Figure data in JSON:
** Start **
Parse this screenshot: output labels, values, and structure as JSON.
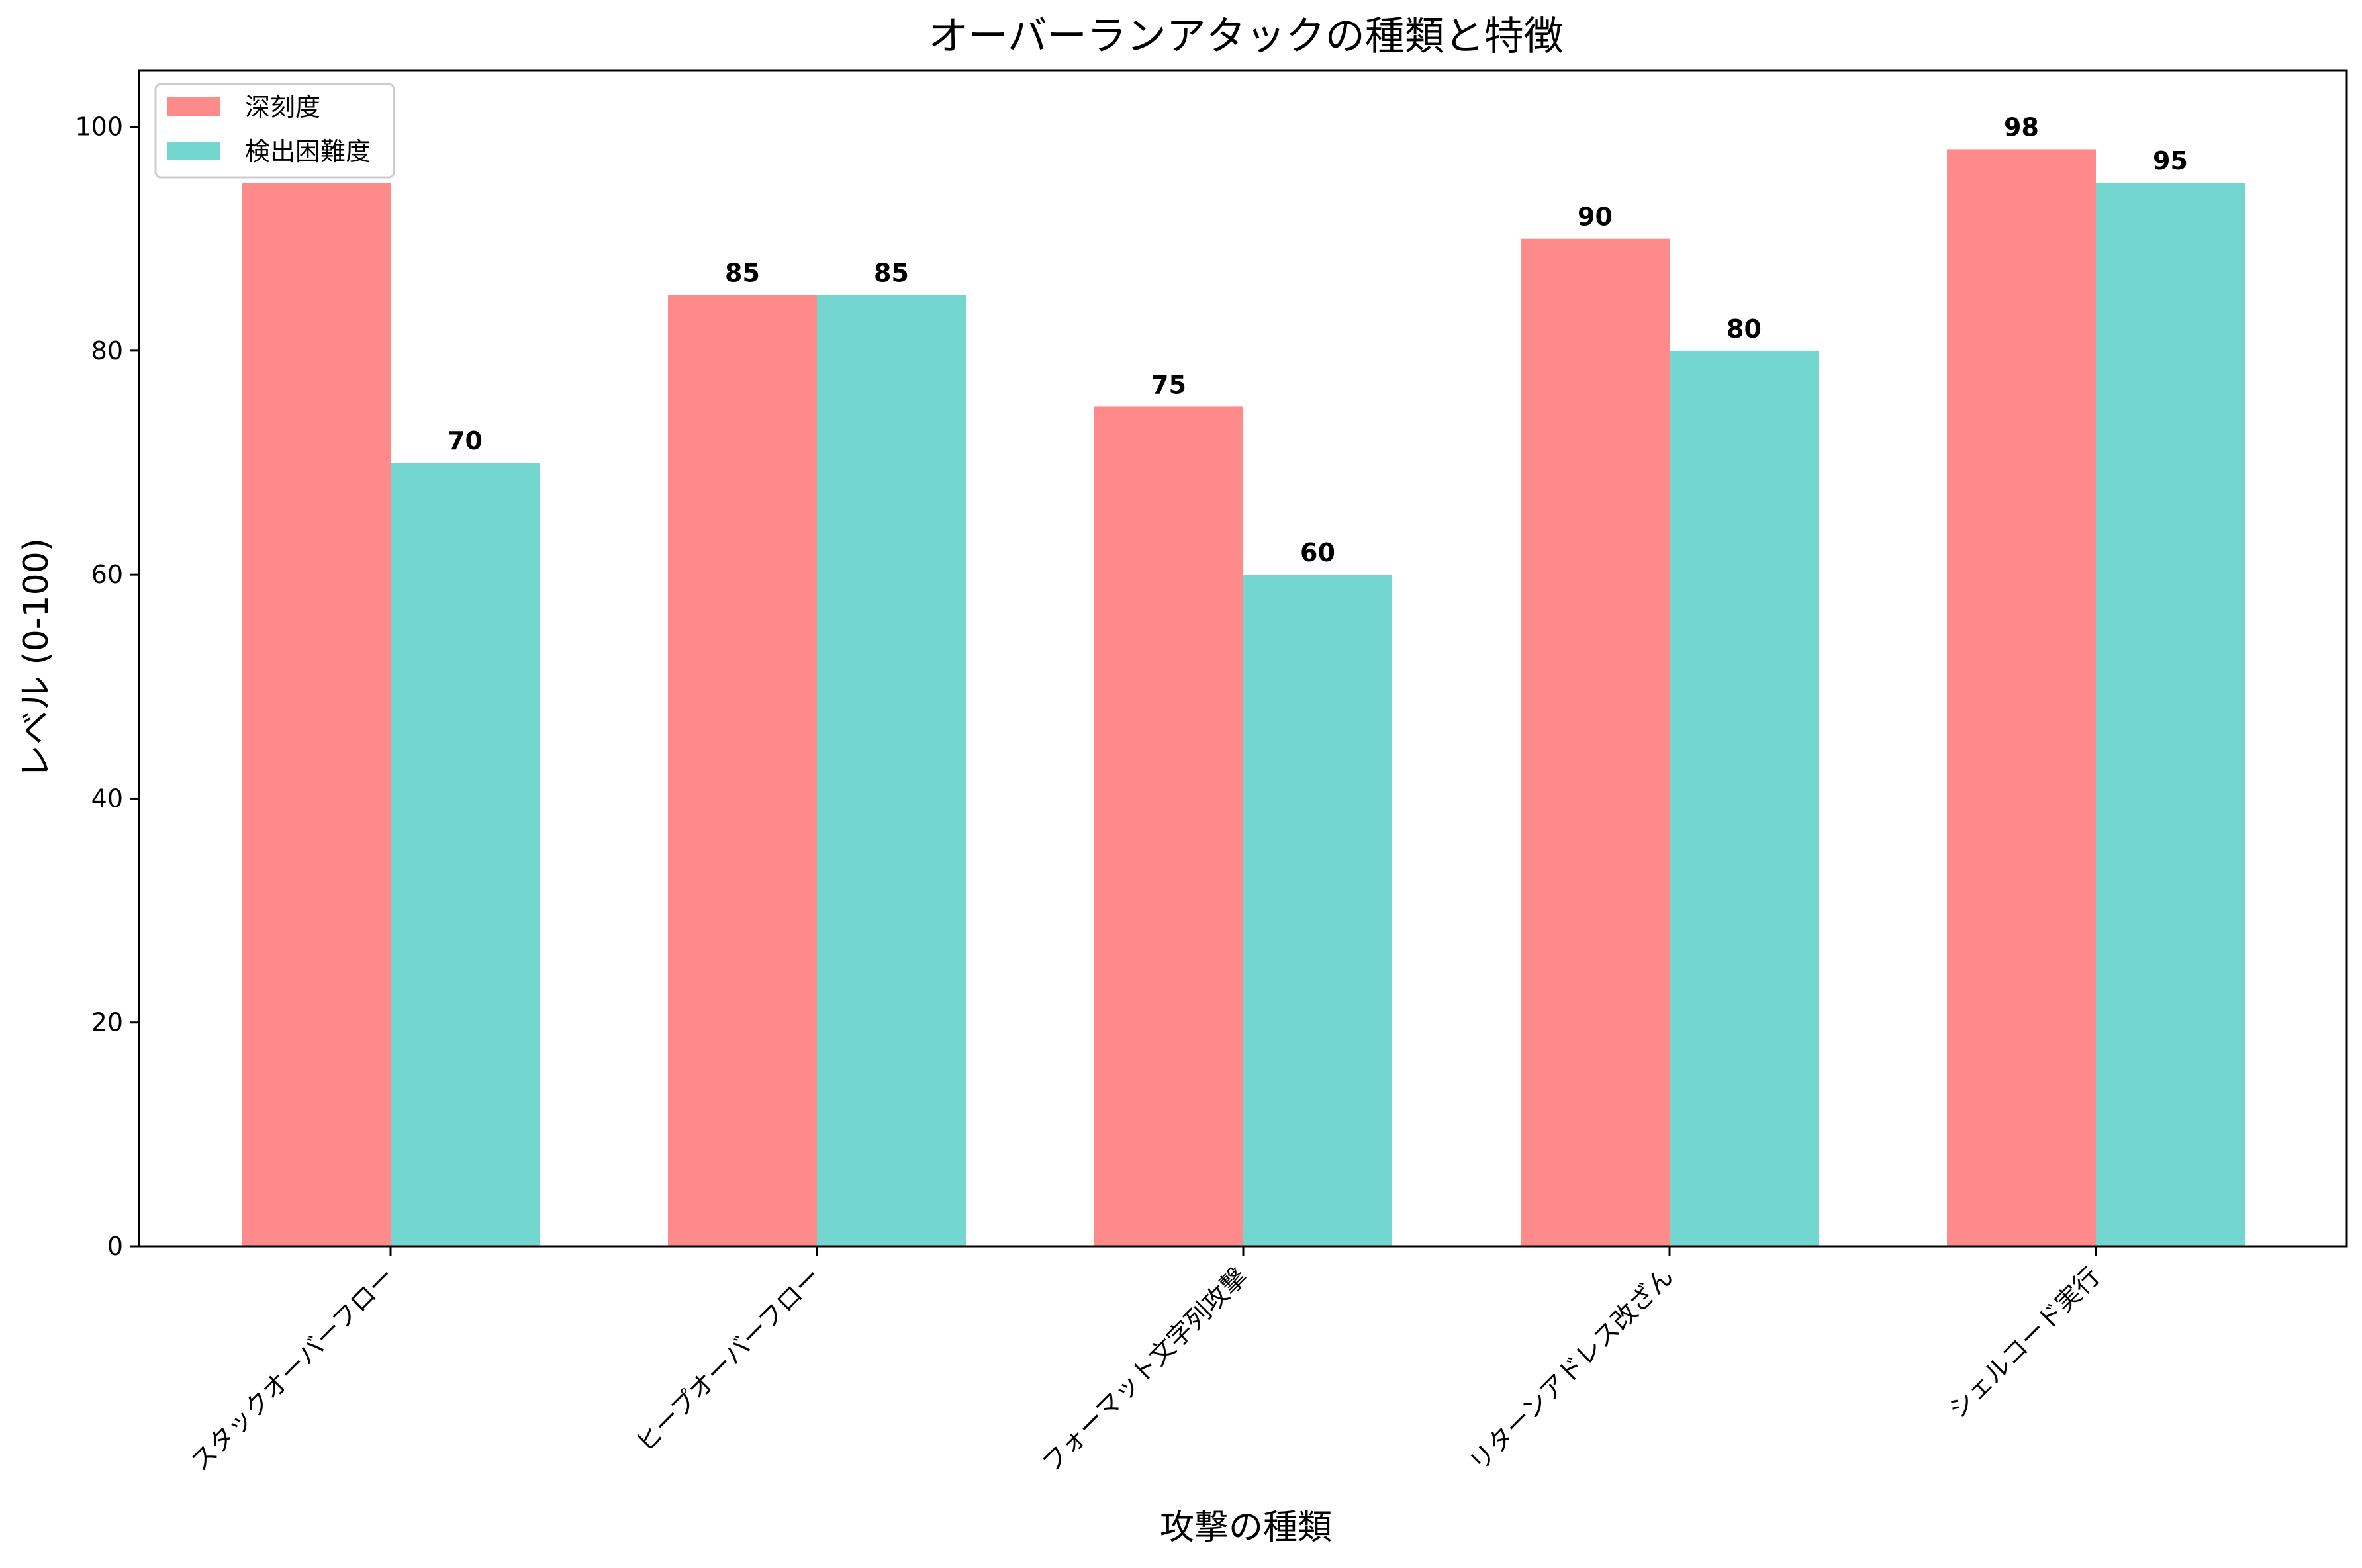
{
  "chart_data": {
    "type": "bar",
    "title": "オーバーランアタックの種類と特徴",
    "xlabel": "攻撃の種類",
    "ylabel": "レベル (0-100)",
    "ylim": [
      0,
      105
    ],
    "yticks": [
      0,
      20,
      40,
      60,
      80,
      100
    ],
    "categories": [
      "スタックオーバーフロー",
      "ヒープオーバーフロー",
      "フォーマット文字列攻撃",
      "リターンアドレス改ざん",
      "シェルコード実行"
    ],
    "series": [
      {
        "name": "深刻度",
        "color": "#ff8a8a",
        "values": [
          95,
          85,
          75,
          90,
          98
        ],
        "labels_shown": [
          false,
          true,
          true,
          true,
          true
        ]
      },
      {
        "name": "検出困難度",
        "color": "#74d7cf",
        "values": [
          70,
          85,
          60,
          80,
          95
        ],
        "labels_shown": [
          true,
          true,
          true,
          true,
          true
        ]
      }
    ],
    "legend_position": "upper-left",
    "grid": false
  }
}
** End **
▶ [DIRECTION] Reproduce the full material exactly, excluding the pictures.

▶ [ANSWER TO THE EXERCISE]
Parse this screenshot: output labels, values, and structure as JSON.
{
  "chart_data": {
    "type": "bar",
    "title": "オーバーランアタックの種類と特徴",
    "xlabel": "攻撃の種類",
    "ylabel": "レベル (0-100)",
    "ylim": [
      0,
      105
    ],
    "yticks": [
      0,
      20,
      40,
      60,
      80,
      100
    ],
    "categories": [
      "スタックオーバーフロー",
      "ヒープオーバーフロー",
      "フォーマット文字列攻撃",
      "リターンアドレス改ざん",
      "シェルコード実行"
    ],
    "series": [
      {
        "name": "深刻度",
        "color": "#ff8a8a",
        "values": [
          95,
          85,
          75,
          90,
          98
        ],
        "labels_shown": [
          false,
          true,
          true,
          true,
          true
        ]
      },
      {
        "name": "検出困難度",
        "color": "#74d7cf",
        "values": [
          70,
          85,
          60,
          80,
          95
        ],
        "labels_shown": [
          true,
          true,
          true,
          true,
          true
        ]
      }
    ],
    "legend_position": "upper-left",
    "grid": false
  }
}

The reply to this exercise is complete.